Exercise:
Extract every line of the items below word for word, leaving out the pictures.

Source data:
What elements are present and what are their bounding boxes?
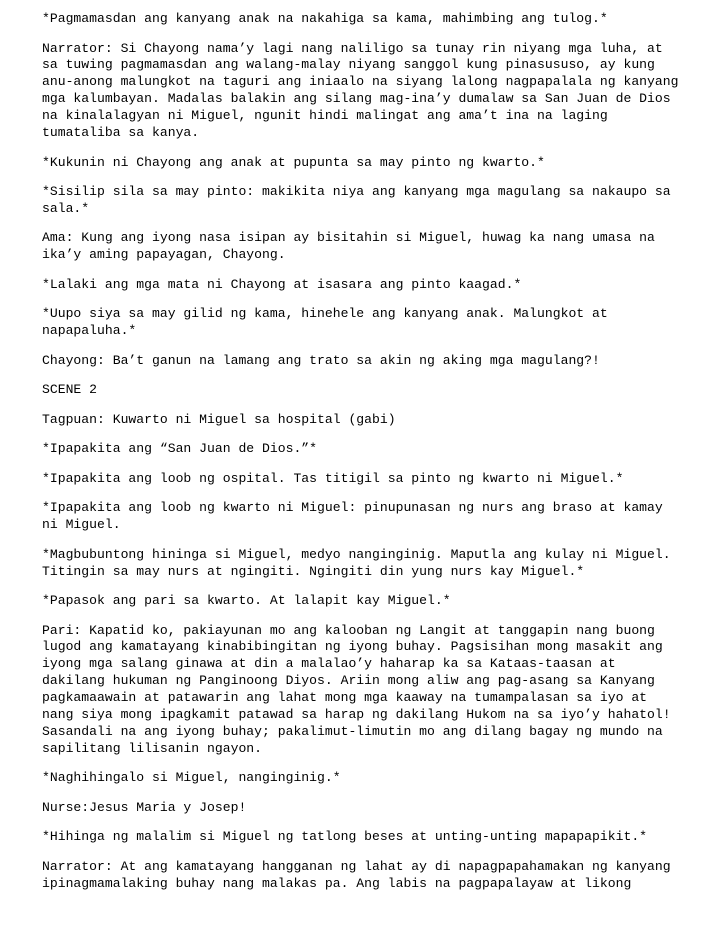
dialogue-paragraph: Nurse:Jesus Maria y Josep! (42, 799, 247, 815)
stage-direction-paragraph: *Pagmamasdan ang kanyang anak na nakahiga sa kama, mahimbing ang tulog.* (42, 11, 608, 26)
stage-direction-paragraph: *Papasok ang pari sa kwarto. At lalapit kay Miguel.* (42, 593, 451, 609)
stage-direction-paragraph: *Uupo siya sa may gilid ng kama, hinehele ang kanyang anak. Malungkot at napapaluha.* (42, 306, 608, 339)
stage-direction-paragraph: *Naghihingalo si Miguel, nanginginig.* (42, 770, 341, 786)
dialogue-paragraph: Chayong: Ba’t ganun na lamang ang trato sa akin ng aking mga magulang?! (42, 352, 600, 368)
stage-direction-paragraph: *Ipapakita ang loob ng ospital. Tas titigil sa pinto ng kwarto ni Miguel.* (42, 470, 624, 486)
setting-line: Tagpuan: Kuwarto ni Miguel sa hospital (gabi) (42, 411, 396, 427)
stage-direction-paragraph: *Magbubuntong hininga si Miguel, medyo nanginginig. Maputla ang kulay ni Miguel. Titingin sa may nurs at ngingiti. Ngingiti din yung nurs kay Miguel.* (42, 546, 671, 579)
dialogue-paragraph: Ama: Kung ang iyong nasa isipan ay bisitahin si Miguel, huwag ka nang umasa na ika’y aming papayagan, Chayong. (42, 230, 655, 263)
stage-direction-paragraph: *Ipapakita ang loob ng kwarto ni Miguel: pinupunasan ng nurs ang braso at kamay ni Miguel. (42, 500, 663, 533)
stage-direction-paragraph: *Lalaki ang mga mata ni Chayong at isasara ang pinto kaagad.* (42, 276, 522, 292)
stage-direction-paragraph: *Ipapakita ang “San Juan de Dios.”* (42, 441, 318, 457)
document-page (42, 11, 702, 905)
stage-direction-paragraph: *Kukunin ni Chayong ang anak at pupunta sa may pinto ng kwarto.* (42, 154, 545, 170)
stage-direction-paragraph: *Hihinga ng malalim si Miguel ng tatlong beses at unting-unting mapapapikit.* (42, 829, 648, 845)
dialogue-paragraph: Pari: Kapatid ko, pakiayunan mo ang kalooban ng Langit at tanggapin nang buong lugod ang kamatayang kinabibingitan ng iyong buhay. Pagsisihan mong masakit ang iyong mga salang ginawa at din a malalao’y haharap ka sa Kataas-taasan at dakilang hukuman ng Panginoong Diyos. Ariin mong aliw ang pag-asang sa Kanyang pagkamaawain at patawarin ang lahat mong mga kaaway na tumampalasan sa iyo at nang siya mong ipagkamit patawad sa harap ng dakilang Hukom na sa iyo’y hahatol! Sasandali na ang iyong buhay; pakalimut-limutin mo ang dilang bagay ng mundo na sapilitang lilisanin ngayon. (42, 622, 671, 756)
narrator-paragraph: Narrator: At ang kamatayang hangganan ng lahat ay di napagpapahamakan ng kanyang ipinagmamalaking buhay nang malakas pa. Ang labis na pagpapalayaw at likong (42, 858, 671, 891)
narrator-paragraph: Narrator: Si Chayong nama’y lagi nang naliligo sa tunay rin niyang mga luha, at sa tuwing pagmamasdan ang walang-malay niyang sanggol kung pinasususo, ay kung anu-anong malungkot na taguri ang iniaalo na siyang lalong nagpapalala ng kanyang mga kalumbayan. Madalas balakin ang silang mag-ina’y dumalaw sa San Juan de Dios na kinalalagyan ni Miguel, ngunit hindi malingat ang ama’t ina na laging tumataliba sa kanya. (42, 40, 679, 141)
scene-heading: SCENE 2 (42, 382, 98, 398)
stage-direction-paragraph: *Sisilip sila sa may pinto: makikita niya ang kanyang mga magulang sa nakaupo sa sala.* (42, 184, 671, 216)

Result for this task:
What elements are present and what are their bounding boxes?
dialogue-paragraph: Nurse:Jesus Maria y Josep! (42, 799, 247, 815)
stage-direction-paragraph: *Pagmamasdan ang kanyang anak na nakahiga sa kama, mahimbing ang tulog.* (42, 11, 608, 26)
stage-direction-paragraph: *Papasok ang pari sa kwarto. At lalapit kay Miguel.* (42, 593, 451, 609)
stage-direction-paragraph: *Uupo siya sa may gilid ng kama, hinehele ang kanyang anak. Malungkot at napapaluha.* (42, 306, 608, 339)
stage-direction-paragraph: *Naghihingalo si Miguel, nanginginig.* (42, 770, 341, 786)
dialogue-paragraph: Chayong: Ba’t ganun na lamang ang trato sa akin ng aking mga magulang?! (42, 352, 600, 368)
stage-direction-paragraph: *Ipapakita ang loob ng ospital. Tas titigil sa pinto ng kwarto ni Miguel.* (42, 470, 624, 486)
setting-line: Tagpuan: Kuwarto ni Miguel sa hospital (gabi) (42, 411, 396, 427)
stage-direction-paragraph: *Magbubuntong hininga si Miguel, medyo nanginginig. Maputla ang kulay ni Miguel. Titingin sa may nurs at ngingiti. Ngingiti din yung nurs kay Miguel.* (42, 546, 671, 579)
dialogue-paragraph: Ama: Kung ang iyong nasa isipan ay bisitahin si Miguel, huwag ka nang umasa na ika’y aming papayagan, Chayong. (42, 230, 655, 263)
stage-direction-paragraph: *Ipapakita ang loob ng kwarto ni Miguel: pinupunasan ng nurs ang braso at kamay ni Miguel. (42, 500, 663, 533)
stage-direction-paragraph: *Lalaki ang mga mata ni Chayong at isasara ang pinto kaagad.* (42, 276, 522, 292)
stage-direction-paragraph: *Ipapakita ang “San Juan de Dios.”* (42, 441, 318, 457)
document-page (42, 11, 702, 905)
stage-direction-paragraph: *Kukunin ni Chayong ang anak at pupunta sa may pinto ng kwarto.* (42, 154, 545, 170)
stage-direction-paragraph: *Hihinga ng malalim si Miguel ng tatlong beses at unting-unting mapapapikit.* (42, 829, 648, 845)
dialogue-paragraph: Pari: Kapatid ko, pakiayunan mo ang kalooban ng Langit at tanggapin nang buong lugod ang kamatayang kinabibingitan ng iyong buhay. Pagsisihan mong masakit ang iyong mga salang ginawa at din a malalao’y haharap ka sa Kataas-taasan at dakilang hukuman ng Panginoong Diyos. Ariin mong aliw ang pag-asang sa Kanyang pagkamaawain at patawarin ang lahat mong mga kaaway na tumampalasan sa iyo at nang siya mong ipagkamit patawad sa harap ng dakilang Hukom na sa iyo’y hahatol! Sasandali na ang iyong buhay; pakalimut-limutin mo ang dilang bagay ng mundo na sapilitang lilisanin ngayon. (42, 622, 671, 756)
narrator-paragraph: Narrator: At ang kamatayang hangganan ng lahat ay di napagpapahamakan ng kanyang ipinagmamalaking buhay nang malakas pa. Ang labis na pagpapalayaw at likong (42, 858, 671, 891)
narrator-paragraph: Narrator: Si Chayong nama’y lagi nang naliligo sa tunay rin niyang mga luha, at sa tuwing pagmamasdan ang walang-malay niyang sanggol kung pinasususo, ay kung anu-anong malungkot na taguri ang iniaalo na siyang lalong nagpapalala ng kanyang mga kalumbayan. Madalas balakin ang silang mag-ina’y dumalaw sa San Juan de Dios na kinalalagyan ni Miguel, ngunit hindi malingat ang ama’t ina na laging tumataliba sa kanya. (42, 40, 679, 141)
scene-heading: SCENE 2 (42, 382, 98, 398)
stage-direction-paragraph: *Sisilip sila sa may pinto: makikita niya ang kanyang mga magulang sa nakaupo sa sala.* (42, 184, 671, 216)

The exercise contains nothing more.